[Dataset items]
'''
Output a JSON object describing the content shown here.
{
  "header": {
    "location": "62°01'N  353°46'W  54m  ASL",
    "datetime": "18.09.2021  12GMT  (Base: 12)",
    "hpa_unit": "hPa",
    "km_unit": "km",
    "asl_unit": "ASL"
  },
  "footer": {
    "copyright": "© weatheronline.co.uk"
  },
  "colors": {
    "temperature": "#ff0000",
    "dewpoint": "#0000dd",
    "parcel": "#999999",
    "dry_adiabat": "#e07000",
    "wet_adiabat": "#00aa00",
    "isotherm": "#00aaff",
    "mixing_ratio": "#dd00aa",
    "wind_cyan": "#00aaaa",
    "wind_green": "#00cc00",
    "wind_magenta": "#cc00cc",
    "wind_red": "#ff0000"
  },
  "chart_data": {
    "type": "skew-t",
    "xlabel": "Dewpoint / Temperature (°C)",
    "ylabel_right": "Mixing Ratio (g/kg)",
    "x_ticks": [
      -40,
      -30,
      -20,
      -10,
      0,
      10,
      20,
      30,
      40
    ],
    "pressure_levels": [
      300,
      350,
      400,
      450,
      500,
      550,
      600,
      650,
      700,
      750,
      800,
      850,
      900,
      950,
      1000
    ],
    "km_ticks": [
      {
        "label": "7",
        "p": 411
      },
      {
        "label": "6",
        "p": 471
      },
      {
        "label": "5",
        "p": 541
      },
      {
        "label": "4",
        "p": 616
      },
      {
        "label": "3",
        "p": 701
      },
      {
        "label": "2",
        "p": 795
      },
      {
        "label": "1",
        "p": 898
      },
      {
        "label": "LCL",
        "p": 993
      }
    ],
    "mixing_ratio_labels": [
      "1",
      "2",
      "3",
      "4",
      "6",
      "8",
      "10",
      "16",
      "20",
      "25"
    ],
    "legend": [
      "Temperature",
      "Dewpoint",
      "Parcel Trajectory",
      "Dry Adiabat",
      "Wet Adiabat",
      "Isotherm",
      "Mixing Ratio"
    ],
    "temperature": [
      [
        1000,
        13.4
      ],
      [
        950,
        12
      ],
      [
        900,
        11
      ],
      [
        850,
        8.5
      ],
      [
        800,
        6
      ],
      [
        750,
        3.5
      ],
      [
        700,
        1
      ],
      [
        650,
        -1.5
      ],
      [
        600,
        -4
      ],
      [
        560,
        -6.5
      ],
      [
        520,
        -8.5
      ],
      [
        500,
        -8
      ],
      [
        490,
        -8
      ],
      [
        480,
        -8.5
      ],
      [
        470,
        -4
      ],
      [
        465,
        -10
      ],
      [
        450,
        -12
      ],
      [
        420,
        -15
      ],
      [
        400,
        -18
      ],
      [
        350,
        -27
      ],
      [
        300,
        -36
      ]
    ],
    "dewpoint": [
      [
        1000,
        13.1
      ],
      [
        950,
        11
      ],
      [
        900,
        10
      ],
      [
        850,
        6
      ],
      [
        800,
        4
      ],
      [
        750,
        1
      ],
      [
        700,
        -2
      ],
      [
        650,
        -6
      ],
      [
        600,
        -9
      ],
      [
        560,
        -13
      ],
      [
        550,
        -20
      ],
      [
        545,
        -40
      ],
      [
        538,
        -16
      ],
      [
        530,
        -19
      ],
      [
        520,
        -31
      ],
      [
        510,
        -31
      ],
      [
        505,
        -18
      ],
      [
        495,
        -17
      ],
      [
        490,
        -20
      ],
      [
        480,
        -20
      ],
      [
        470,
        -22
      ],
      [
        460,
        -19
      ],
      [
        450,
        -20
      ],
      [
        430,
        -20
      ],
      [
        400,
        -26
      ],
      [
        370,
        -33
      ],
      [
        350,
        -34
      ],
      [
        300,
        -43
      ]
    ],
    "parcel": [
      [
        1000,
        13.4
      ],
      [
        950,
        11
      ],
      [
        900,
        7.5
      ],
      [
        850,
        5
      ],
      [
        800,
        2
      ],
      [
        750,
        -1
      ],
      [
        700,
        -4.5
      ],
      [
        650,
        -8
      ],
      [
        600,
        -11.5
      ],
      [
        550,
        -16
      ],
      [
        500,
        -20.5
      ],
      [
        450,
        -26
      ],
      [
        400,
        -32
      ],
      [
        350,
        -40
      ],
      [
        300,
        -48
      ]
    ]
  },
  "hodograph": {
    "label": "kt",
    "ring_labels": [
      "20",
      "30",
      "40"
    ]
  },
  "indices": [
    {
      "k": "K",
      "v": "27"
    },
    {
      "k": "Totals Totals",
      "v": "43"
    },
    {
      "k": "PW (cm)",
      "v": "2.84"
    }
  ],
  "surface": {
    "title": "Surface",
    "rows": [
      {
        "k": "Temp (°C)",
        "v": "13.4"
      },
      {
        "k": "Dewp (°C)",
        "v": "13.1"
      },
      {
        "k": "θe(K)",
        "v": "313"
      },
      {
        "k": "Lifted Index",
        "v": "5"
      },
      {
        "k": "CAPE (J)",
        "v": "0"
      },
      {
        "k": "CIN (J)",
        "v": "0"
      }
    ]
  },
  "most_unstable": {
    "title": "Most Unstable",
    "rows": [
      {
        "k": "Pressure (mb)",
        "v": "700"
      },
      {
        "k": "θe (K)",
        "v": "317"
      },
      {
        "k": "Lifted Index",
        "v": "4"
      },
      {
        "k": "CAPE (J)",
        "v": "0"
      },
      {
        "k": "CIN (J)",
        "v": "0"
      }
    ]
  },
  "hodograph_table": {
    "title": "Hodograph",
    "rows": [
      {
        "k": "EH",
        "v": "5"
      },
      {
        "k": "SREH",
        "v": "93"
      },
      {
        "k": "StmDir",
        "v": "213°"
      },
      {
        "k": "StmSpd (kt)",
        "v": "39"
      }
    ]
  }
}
'''
Work required |
Each line of the listing above should be output exactly.

Answer in full |
Output a JSON object describing the content shown here.
{
  "header": {
    "location": "62°01'N  353°46'W  54m  ASL",
    "datetime": "18.09.2021  12GMT  (Base: 12)",
    "hpa_unit": "hPa",
    "km_unit": "km",
    "asl_unit": "ASL"
  },
  "footer": {
    "copyright": "© weatheronline.co.uk"
  },
  "colors": {
    "temperature": "#ff0000",
    "dewpoint": "#0000dd",
    "parcel": "#999999",
    "dry_adiabat": "#e07000",
    "wet_adiabat": "#00aa00",
    "isotherm": "#00aaff",
    "mixing_ratio": "#dd00aa",
    "wind_cyan": "#00aaaa",
    "wind_green": "#00cc00",
    "wind_magenta": "#cc00cc",
    "wind_red": "#ff0000"
  },
  "chart_data": {
    "type": "skew-t",
    "xlabel": "Dewpoint / Temperature (°C)",
    "ylabel_right": "Mixing Ratio (g/kg)",
    "x_ticks": [
      -40,
      -30,
      -20,
      -10,
      0,
      10,
      20,
      30,
      40
    ],
    "pressure_levels": [
      300,
      350,
      400,
      450,
      500,
      550,
      600,
      650,
      700,
      750,
      800,
      850,
      900,
      950,
      1000
    ],
    "km_ticks": [
      {
        "label": "7",
        "p": 411
      },
      {
        "label": "6",
        "p": 471
      },
      {
        "label": "5",
        "p": 541
      },
      {
        "label": "4",
        "p": 616
      },
      {
        "label": "3",
        "p": 701
      },
      {
        "label": "2",
        "p": 795
      },
      {
        "label": "1",
        "p": 898
      },
      {
        "label": "LCL",
        "p": 993
      }
    ],
    "mixing_ratio_labels": [
      "1",
      "2",
      "3",
      "4",
      "6",
      "8",
      "10",
      "16",
      "20",
      "25"
    ],
    "legend": [
      "Temperature",
      "Dewpoint",
      "Parcel Trajectory",
      "Dry Adiabat",
      "Wet Adiabat",
      "Isotherm",
      "Mixing Ratio"
    ],
    "temperature": [
      [
        1000,
        13.4
      ],
      [
        950,
        12
      ],
      [
        900,
        11
      ],
      [
        850,
        8.5
      ],
      [
        800,
        6
      ],
      [
        750,
        3.5
      ],
      [
        700,
        1
      ],
      [
        650,
        -1.5
      ],
      [
        600,
        -4
      ],
      [
        560,
        -6.5
      ],
      [
        520,
        -8.5
      ],
      [
        500,
        -8
      ],
      [
        490,
        -8
      ],
      [
        480,
        -8.5
      ],
      [
        470,
        -4
      ],
      [
        465,
        -10
      ],
      [
        450,
        -12
      ],
      [
        420,
        -15
      ],
      [
        400,
        -18
      ],
      [
        350,
        -27
      ],
      [
        300,
        -36
      ]
    ],
    "dewpoint": [
      [
        1000,
        13.1
      ],
      [
        950,
        11
      ],
      [
        900,
        10
      ],
      [
        850,
        6
      ],
      [
        800,
        4
      ],
      [
        750,
        1
      ],
      [
        700,
        -2
      ],
      [
        650,
        -6
      ],
      [
        600,
        -9
      ],
      [
        560,
        -13
      ],
      [
        550,
        -20
      ],
      [
        545,
        -40
      ],
      [
        538,
        -16
      ],
      [
        530,
        -19
      ],
      [
        520,
        -31
      ],
      [
        510,
        -31
      ],
      [
        505,
        -18
      ],
      [
        495,
        -17
      ],
      [
        490,
        -20
      ],
      [
        480,
        -20
      ],
      [
        470,
        -22
      ],
      [
        460,
        -19
      ],
      [
        450,
        -20
      ],
      [
        430,
        -20
      ],
      [
        400,
        -26
      ],
      [
        370,
        -33
      ],
      [
        350,
        -34
      ],
      [
        300,
        -43
      ]
    ],
    "parcel": [
      [
        1000,
        13.4
      ],
      [
        950,
        11
      ],
      [
        900,
        7.5
      ],
      [
        850,
        5
      ],
      [
        800,
        2
      ],
      [
        750,
        -1
      ],
      [
        700,
        -4.5
      ],
      [
        650,
        -8
      ],
      [
        600,
        -11.5
      ],
      [
        550,
        -16
      ],
      [
        500,
        -20.5
      ],
      [
        450,
        -26
      ],
      [
        400,
        -32
      ],
      [
        350,
        -40
      ],
      [
        300,
        -48
      ]
    ]
  },
  "hodograph": {
    "label": "kt",
    "ring_labels": [
      "20",
      "30",
      "40"
    ]
  },
  "indices": [
    {
      "k": "K",
      "v": "27"
    },
    {
      "k": "Totals Totals",
      "v": "43"
    },
    {
      "k": "PW (cm)",
      "v": "2.84"
    }
  ],
  "surface": {
    "title": "Surface",
    "rows": [
      {
        "k": "Temp (°C)",
        "v": "13.4"
      },
      {
        "k": "Dewp (°C)",
        "v": "13.1"
      },
      {
        "k": "θe(K)",
        "v": "313"
      },
      {
        "k": "Lifted Index",
        "v": "5"
      },
      {
        "k": "CAPE (J)",
        "v": "0"
      },
      {
        "k": "CIN (J)",
        "v": "0"
      }
    ]
  },
  "most_unstable": {
    "title": "Most Unstable",
    "rows": [
      {
        "k": "Pressure (mb)",
        "v": "700"
      },
      {
        "k": "θe (K)",
        "v": "317"
      },
      {
        "k": "Lifted Index",
        "v": "4"
      },
      {
        "k": "CAPE (J)",
        "v": "0"
      },
      {
        "k": "CIN (J)",
        "v": "0"
      }
    ]
  },
  "hodograph_table": {
    "title": "Hodograph",
    "rows": [
      {
        "k": "EH",
        "v": "5"
      },
      {
        "k": "SREH",
        "v": "93"
      },
      {
        "k": "StmDir",
        "v": "213°"
      },
      {
        "k": "StmSpd (kt)",
        "v": "39"
      }
    ]
  }
}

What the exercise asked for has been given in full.